[Given task]: Only lines with the word "value" are needed; collect each of them from the listing below.
--- Begin ---
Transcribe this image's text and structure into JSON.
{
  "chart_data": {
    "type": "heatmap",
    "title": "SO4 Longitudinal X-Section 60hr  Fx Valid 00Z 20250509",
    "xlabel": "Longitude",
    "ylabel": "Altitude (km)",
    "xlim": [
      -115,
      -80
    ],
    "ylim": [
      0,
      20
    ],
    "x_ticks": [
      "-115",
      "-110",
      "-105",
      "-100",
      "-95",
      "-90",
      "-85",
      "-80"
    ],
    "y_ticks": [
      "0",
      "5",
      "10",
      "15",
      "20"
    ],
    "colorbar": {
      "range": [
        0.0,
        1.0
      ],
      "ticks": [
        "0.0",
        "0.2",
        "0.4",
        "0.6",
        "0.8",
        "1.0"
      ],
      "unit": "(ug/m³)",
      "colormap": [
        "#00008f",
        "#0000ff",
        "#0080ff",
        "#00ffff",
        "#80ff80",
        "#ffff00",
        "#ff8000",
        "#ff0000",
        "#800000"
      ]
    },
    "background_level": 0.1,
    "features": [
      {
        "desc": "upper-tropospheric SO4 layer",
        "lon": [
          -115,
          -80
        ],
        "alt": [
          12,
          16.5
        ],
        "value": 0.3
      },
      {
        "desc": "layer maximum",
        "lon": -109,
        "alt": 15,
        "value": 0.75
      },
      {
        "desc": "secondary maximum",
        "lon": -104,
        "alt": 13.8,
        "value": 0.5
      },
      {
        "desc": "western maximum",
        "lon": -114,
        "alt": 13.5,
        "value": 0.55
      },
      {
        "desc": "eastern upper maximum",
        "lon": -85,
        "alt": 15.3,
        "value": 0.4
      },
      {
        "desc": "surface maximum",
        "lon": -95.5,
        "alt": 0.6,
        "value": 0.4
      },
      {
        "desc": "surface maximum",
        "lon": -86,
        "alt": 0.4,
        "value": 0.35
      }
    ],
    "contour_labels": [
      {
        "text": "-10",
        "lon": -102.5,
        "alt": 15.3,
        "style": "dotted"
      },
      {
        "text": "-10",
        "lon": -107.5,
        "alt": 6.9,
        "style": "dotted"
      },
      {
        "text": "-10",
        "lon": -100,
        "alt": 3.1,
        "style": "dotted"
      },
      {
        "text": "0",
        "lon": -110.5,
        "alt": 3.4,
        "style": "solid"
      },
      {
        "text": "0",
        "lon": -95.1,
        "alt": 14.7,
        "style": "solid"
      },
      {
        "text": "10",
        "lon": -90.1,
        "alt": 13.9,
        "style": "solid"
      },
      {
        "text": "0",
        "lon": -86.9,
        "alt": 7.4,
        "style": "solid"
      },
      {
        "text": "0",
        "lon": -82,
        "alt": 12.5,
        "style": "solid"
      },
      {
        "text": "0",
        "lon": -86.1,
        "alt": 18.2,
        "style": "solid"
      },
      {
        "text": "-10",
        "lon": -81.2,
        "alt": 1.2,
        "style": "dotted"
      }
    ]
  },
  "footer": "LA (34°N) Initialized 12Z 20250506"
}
--- End ---
[Written reply]:
        "value": 0.3
        "value": 0.75
        "value": 0.5
        "value": 0.55
        "value": 0.4
        "value": 0.4
        "value": 0.35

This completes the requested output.